_Action item_
All lines in the data bearing the string "BRISAS" should be identified and copied.

*** Opening Data for processing ***

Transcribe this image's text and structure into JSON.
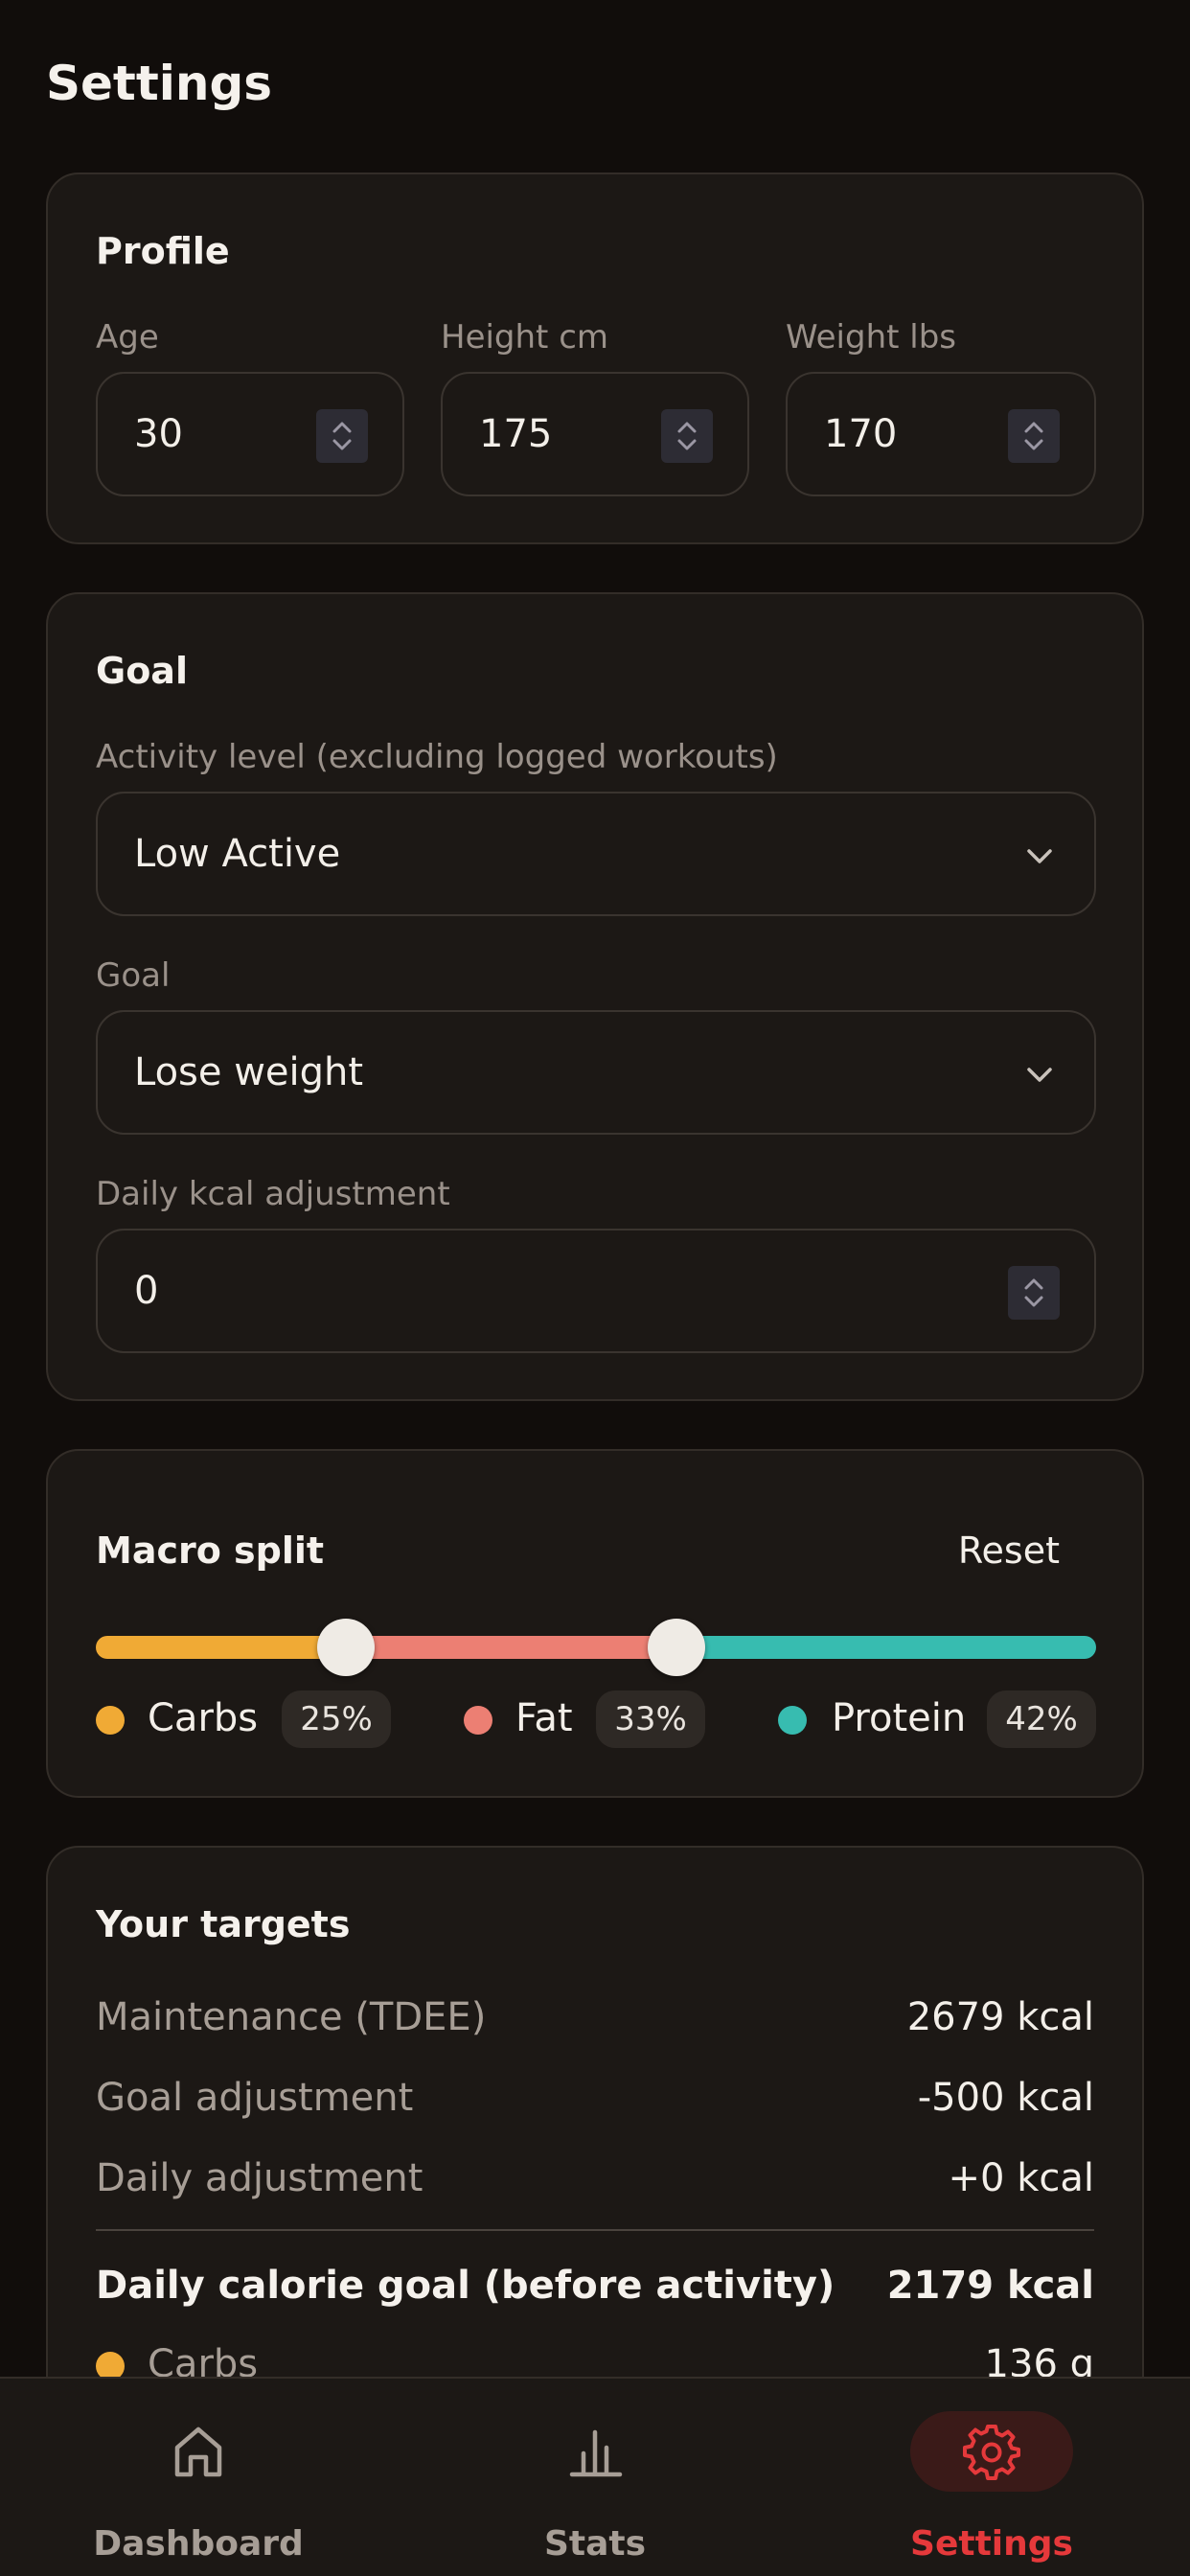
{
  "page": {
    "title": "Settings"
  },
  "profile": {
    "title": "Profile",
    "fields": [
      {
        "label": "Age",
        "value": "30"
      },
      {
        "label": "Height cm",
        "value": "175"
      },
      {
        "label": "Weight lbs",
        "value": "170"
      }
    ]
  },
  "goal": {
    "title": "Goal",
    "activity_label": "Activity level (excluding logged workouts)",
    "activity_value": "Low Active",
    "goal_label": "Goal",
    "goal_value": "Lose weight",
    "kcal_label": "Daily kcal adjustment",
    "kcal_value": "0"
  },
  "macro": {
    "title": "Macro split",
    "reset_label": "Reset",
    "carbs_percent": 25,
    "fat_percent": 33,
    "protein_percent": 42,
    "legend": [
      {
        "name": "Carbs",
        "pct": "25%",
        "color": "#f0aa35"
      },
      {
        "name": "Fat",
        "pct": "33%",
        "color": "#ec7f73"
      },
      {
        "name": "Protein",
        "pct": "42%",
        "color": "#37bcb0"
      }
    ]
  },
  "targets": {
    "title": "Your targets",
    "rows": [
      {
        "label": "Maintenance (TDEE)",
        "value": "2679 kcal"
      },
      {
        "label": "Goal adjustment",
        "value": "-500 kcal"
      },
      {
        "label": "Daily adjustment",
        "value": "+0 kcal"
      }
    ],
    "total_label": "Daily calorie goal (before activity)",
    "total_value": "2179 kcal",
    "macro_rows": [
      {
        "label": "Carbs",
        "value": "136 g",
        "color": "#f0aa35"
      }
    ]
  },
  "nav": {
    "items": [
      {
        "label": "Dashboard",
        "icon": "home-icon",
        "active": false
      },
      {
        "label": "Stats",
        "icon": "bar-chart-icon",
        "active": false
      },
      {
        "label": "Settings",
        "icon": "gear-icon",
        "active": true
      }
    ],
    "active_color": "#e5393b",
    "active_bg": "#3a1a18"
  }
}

*** Closing Data for processing ***
*** Opening Data for processing ***

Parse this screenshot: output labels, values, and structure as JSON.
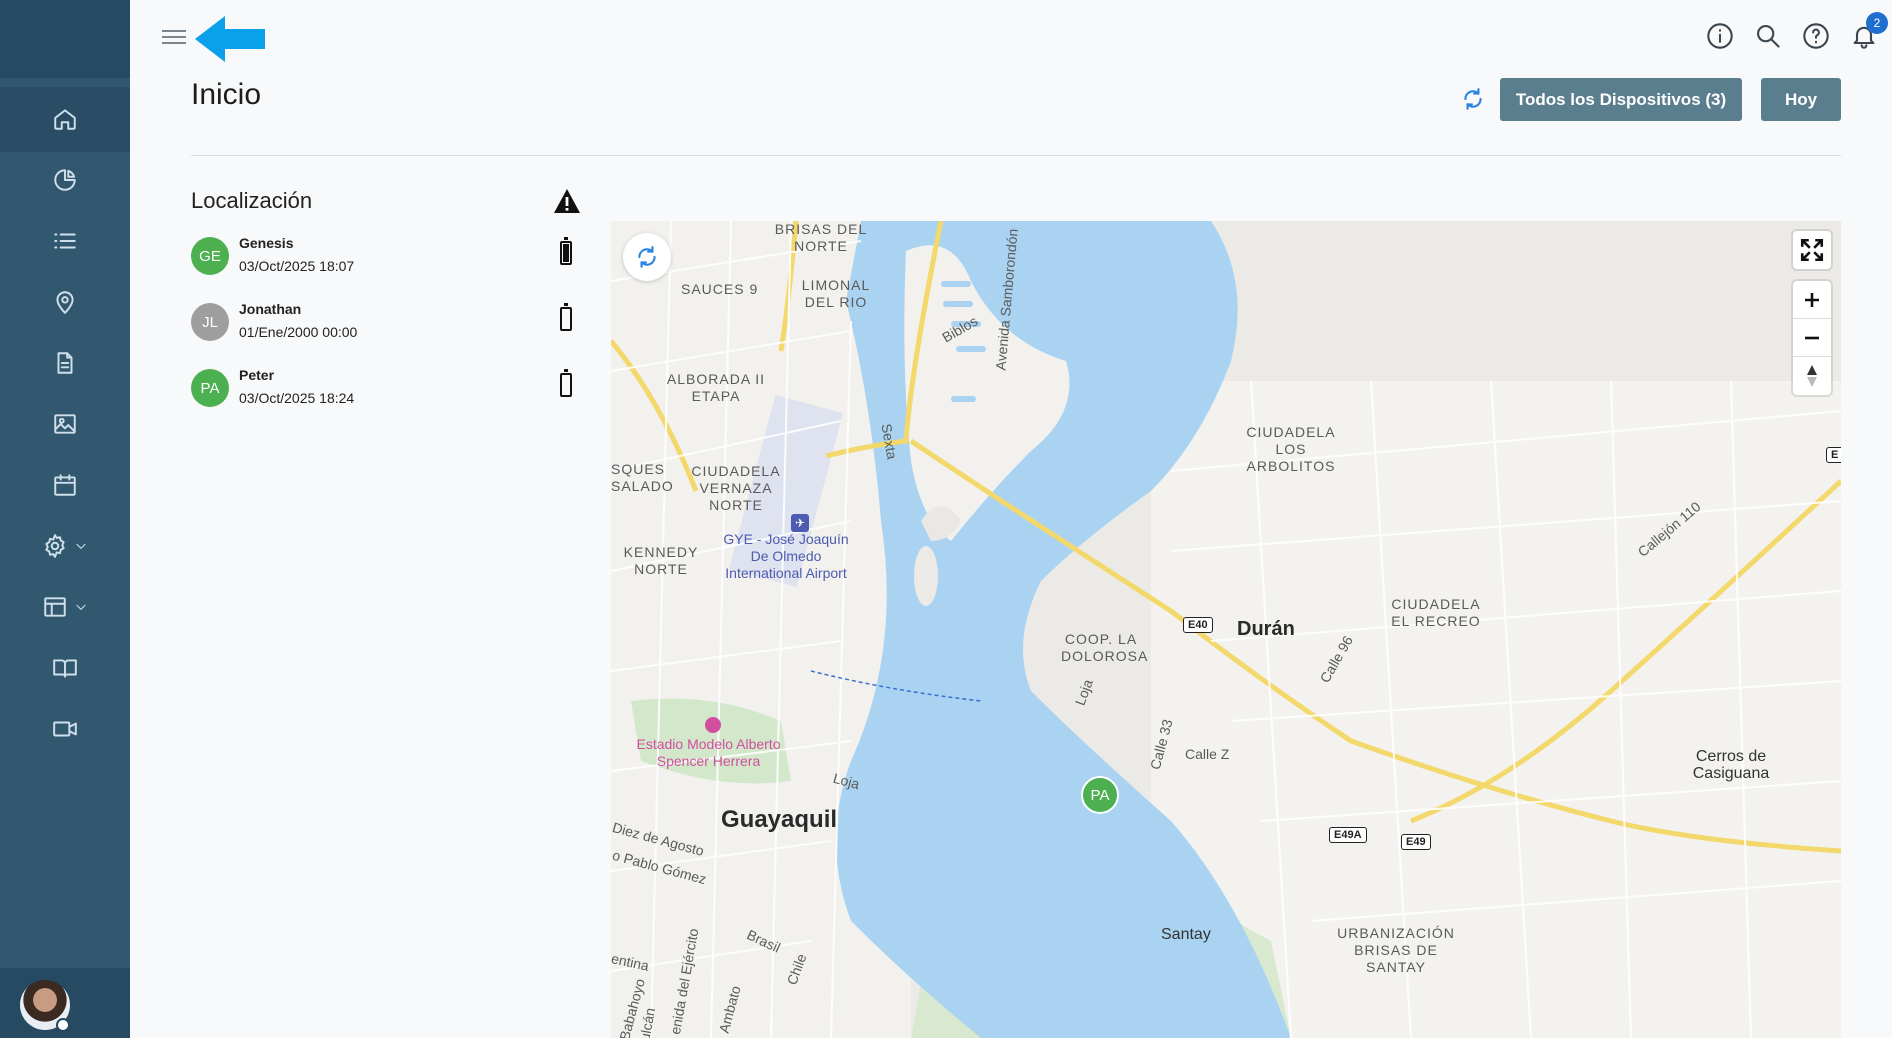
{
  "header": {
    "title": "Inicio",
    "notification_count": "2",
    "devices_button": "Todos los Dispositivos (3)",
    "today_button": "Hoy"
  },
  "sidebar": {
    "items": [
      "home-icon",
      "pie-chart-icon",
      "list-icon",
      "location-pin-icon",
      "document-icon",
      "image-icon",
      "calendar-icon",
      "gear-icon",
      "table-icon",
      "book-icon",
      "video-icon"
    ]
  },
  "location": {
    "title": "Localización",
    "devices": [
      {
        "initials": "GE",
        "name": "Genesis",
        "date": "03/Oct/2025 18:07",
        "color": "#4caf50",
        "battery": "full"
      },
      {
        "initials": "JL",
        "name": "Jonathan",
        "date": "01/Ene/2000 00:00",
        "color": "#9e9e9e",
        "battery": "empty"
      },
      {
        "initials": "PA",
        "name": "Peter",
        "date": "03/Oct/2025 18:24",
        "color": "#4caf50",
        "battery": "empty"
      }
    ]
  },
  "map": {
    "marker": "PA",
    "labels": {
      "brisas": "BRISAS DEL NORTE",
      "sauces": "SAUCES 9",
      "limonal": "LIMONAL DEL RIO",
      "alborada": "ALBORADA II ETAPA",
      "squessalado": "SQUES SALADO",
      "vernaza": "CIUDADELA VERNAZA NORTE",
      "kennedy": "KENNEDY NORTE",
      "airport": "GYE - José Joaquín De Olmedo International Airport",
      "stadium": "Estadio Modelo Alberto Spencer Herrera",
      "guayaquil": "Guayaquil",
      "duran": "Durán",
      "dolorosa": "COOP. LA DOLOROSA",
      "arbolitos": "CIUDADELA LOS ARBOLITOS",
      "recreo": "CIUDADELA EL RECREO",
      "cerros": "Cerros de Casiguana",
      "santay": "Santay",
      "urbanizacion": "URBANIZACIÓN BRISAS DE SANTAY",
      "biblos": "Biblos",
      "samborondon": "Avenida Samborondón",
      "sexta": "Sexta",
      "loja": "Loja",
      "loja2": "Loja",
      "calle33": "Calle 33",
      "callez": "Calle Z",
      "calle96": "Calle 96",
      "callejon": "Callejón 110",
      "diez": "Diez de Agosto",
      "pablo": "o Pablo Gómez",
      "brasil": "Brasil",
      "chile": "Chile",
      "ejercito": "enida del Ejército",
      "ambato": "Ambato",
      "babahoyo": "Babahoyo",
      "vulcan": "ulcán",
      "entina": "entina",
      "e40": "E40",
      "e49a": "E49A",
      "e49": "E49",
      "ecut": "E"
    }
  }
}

*** Closing Data for processing ***

_Answer to the exercise_
      "brisas": "BRISAS DEL NORTE",
      "urbanizacion": "URBANIZACIÓN BRISAS DE SANTAY",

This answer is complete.